**What you need to do:** Give every line of the data below again, replacing "trendline" with "regression" wherever it appears and leaving everything else unchanged.

□ □ □ □ □

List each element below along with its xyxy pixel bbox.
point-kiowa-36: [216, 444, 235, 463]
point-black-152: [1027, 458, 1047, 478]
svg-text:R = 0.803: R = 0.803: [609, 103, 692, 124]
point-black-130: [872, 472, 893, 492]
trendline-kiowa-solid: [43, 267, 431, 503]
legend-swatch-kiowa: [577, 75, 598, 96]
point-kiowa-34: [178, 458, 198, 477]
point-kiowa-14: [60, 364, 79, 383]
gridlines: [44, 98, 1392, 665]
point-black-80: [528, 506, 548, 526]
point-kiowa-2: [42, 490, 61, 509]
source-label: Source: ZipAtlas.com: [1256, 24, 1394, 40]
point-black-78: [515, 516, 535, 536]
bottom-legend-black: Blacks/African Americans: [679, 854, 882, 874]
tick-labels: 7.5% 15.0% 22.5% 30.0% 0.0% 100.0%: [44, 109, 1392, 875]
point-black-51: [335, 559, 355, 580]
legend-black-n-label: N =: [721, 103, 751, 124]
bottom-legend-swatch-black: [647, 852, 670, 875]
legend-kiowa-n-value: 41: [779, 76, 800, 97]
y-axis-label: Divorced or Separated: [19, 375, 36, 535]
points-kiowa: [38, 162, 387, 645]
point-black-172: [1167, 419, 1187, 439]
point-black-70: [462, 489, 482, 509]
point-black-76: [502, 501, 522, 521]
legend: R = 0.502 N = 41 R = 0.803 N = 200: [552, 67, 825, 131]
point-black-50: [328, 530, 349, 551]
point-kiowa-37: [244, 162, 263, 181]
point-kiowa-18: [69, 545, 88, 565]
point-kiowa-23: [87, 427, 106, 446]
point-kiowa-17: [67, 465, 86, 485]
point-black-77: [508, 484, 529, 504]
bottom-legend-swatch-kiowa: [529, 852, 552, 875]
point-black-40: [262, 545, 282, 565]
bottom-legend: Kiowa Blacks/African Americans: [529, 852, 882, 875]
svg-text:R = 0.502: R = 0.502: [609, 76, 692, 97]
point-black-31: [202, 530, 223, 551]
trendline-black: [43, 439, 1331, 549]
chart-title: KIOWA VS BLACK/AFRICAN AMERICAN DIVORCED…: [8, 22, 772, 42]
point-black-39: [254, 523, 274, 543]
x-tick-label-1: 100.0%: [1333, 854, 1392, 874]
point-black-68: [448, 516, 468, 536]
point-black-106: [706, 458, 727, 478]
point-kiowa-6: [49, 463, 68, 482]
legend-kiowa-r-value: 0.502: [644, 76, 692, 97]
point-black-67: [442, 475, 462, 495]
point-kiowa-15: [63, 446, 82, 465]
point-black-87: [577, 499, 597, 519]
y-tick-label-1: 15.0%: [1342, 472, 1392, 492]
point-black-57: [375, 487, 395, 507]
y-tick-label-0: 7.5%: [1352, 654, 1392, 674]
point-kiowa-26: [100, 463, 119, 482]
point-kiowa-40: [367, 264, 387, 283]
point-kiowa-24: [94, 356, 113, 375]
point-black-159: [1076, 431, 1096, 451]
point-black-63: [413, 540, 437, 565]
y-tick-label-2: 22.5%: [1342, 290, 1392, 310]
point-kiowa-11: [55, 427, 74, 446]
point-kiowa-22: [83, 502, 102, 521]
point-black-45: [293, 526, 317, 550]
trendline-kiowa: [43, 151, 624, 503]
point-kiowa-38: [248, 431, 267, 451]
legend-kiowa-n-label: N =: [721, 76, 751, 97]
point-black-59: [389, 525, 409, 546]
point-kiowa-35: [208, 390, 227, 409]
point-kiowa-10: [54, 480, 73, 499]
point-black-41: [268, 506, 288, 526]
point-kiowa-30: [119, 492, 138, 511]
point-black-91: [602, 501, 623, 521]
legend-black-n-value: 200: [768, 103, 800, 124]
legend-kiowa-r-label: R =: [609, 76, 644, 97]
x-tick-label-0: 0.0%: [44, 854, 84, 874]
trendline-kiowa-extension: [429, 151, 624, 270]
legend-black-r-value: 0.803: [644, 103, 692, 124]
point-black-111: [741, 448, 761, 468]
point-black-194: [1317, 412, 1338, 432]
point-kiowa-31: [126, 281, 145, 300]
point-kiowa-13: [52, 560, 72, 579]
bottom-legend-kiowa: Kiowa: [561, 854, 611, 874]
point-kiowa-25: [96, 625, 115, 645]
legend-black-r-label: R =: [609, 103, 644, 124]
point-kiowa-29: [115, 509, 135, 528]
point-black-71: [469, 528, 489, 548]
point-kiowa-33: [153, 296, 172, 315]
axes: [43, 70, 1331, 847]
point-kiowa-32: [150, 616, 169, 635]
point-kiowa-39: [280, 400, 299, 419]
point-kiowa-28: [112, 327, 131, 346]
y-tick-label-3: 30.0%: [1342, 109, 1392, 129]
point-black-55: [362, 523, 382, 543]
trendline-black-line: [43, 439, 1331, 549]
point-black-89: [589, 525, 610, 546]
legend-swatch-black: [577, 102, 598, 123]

□ □ □ □ □

**Task solution:**
List each element below along with its xyxy pixel bbox.
point-kiowa-36: [216, 444, 235, 463]
point-black-152: [1027, 458, 1047, 478]
svg-text:R = 0.803: R = 0.803: [609, 103, 692, 124]
point-black-130: [872, 472, 893, 492]
regression-kiowa-solid: [43, 267, 431, 503]
legend-swatch-kiowa: [577, 75, 598, 96]
point-kiowa-34: [178, 458, 198, 477]
point-kiowa-14: [60, 364, 79, 383]
gridlines: [44, 98, 1392, 665]
point-black-80: [528, 506, 548, 526]
point-kiowa-2: [42, 490, 61, 509]
source-label: Source: ZipAtlas.com: [1256, 24, 1394, 40]
point-black-78: [515, 516, 535, 536]
bottom-legend-black: Blacks/African Americans: [679, 854, 882, 874]
tick-labels: 7.5% 15.0% 22.5% 30.0% 0.0% 100.0%: [44, 109, 1392, 875]
point-black-51: [335, 559, 355, 580]
legend-black-n-label: N =: [721, 103, 751, 124]
bottom-legend-swatch-black: [647, 852, 670, 875]
legend-kiowa-n-value: 41: [779, 76, 800, 97]
y-axis-label: Divorced or Separated: [19, 375, 36, 535]
points-kiowa: [38, 162, 387, 645]
point-black-172: [1167, 419, 1187, 439]
point-black-70: [462, 489, 482, 509]
point-black-76: [502, 501, 522, 521]
legend: R = 0.502 N = 41 R = 0.803 N = 200: [552, 67, 825, 131]
point-black-50: [328, 530, 349, 551]
point-kiowa-37: [244, 162, 263, 181]
point-kiowa-18: [69, 545, 88, 565]
point-kiowa-23: [87, 427, 106, 446]
point-kiowa-17: [67, 465, 86, 485]
point-black-77: [508, 484, 529, 504]
bottom-legend-swatch-kiowa: [529, 852, 552, 875]
point-black-40: [262, 545, 282, 565]
bottom-legend: Kiowa Blacks/African Americans: [529, 852, 882, 875]
svg-text:R = 0.502: R = 0.502: [609, 76, 692, 97]
point-black-31: [202, 530, 223, 551]
regression-black: [43, 439, 1331, 549]
chart-title: KIOWA VS BLACK/AFRICAN AMERICAN DIVORCED…: [8, 22, 772, 42]
point-black-39: [254, 523, 274, 543]
x-tick-label-1: 100.0%: [1333, 854, 1392, 874]
point-black-68: [448, 516, 468, 536]
point-black-106: [706, 458, 727, 478]
point-kiowa-6: [49, 463, 68, 482]
legend-kiowa-r-value: 0.502: [644, 76, 692, 97]
point-black-67: [442, 475, 462, 495]
point-kiowa-15: [63, 446, 82, 465]
point-black-87: [577, 499, 597, 519]
y-tick-label-1: 15.0%: [1342, 472, 1392, 492]
point-black-57: [375, 487, 395, 507]
y-tick-label-0: 7.5%: [1352, 654, 1392, 674]
point-kiowa-26: [100, 463, 119, 482]
point-kiowa-40: [367, 264, 387, 283]
point-kiowa-24: [94, 356, 113, 375]
point-black-159: [1076, 431, 1096, 451]
point-black-63: [413, 540, 437, 565]
y-tick-label-2: 22.5%: [1342, 290, 1392, 310]
point-kiowa-11: [55, 427, 74, 446]
point-kiowa-22: [83, 502, 102, 521]
point-black-45: [293, 526, 317, 550]
regression-kiowa: [43, 151, 624, 503]
point-kiowa-38: [248, 431, 267, 451]
legend-kiowa-n-label: N =: [721, 76, 751, 97]
point-black-59: [389, 525, 409, 546]
point-kiowa-35: [208, 390, 227, 409]
point-kiowa-10: [54, 480, 73, 499]
point-black-41: [268, 506, 288, 526]
point-kiowa-30: [119, 492, 138, 511]
point-black-91: [602, 501, 623, 521]
legend-black-n-value: 200: [768, 103, 800, 124]
legend-kiowa-r-label: R =: [609, 76, 644, 97]
x-tick-label-0: 0.0%: [44, 854, 84, 874]
regression-kiowa-extension: [429, 151, 624, 270]
legend-black-r-value: 0.803: [644, 103, 692, 124]
point-black-111: [741, 448, 761, 468]
point-black-194: [1317, 412, 1338, 432]
point-kiowa-31: [126, 281, 145, 300]
point-kiowa-13: [52, 560, 72, 579]
bottom-legend-kiowa: Kiowa: [561, 854, 611, 874]
point-kiowa-25: [96, 625, 115, 645]
legend-black-r-label: R =: [609, 103, 644, 124]
point-kiowa-29: [115, 509, 135, 528]
point-black-71: [469, 528, 489, 548]
point-kiowa-33: [153, 296, 172, 315]
axes: [43, 70, 1331, 847]
point-kiowa-32: [150, 616, 169, 635]
point-kiowa-39: [280, 400, 299, 419]
point-kiowa-28: [112, 327, 131, 346]
y-tick-label-3: 30.0%: [1342, 109, 1392, 129]
point-black-55: [362, 523, 382, 543]
regression-black-line: [43, 439, 1331, 549]
point-black-89: [589, 525, 610, 546]
legend-swatch-black: [577, 102, 598, 123]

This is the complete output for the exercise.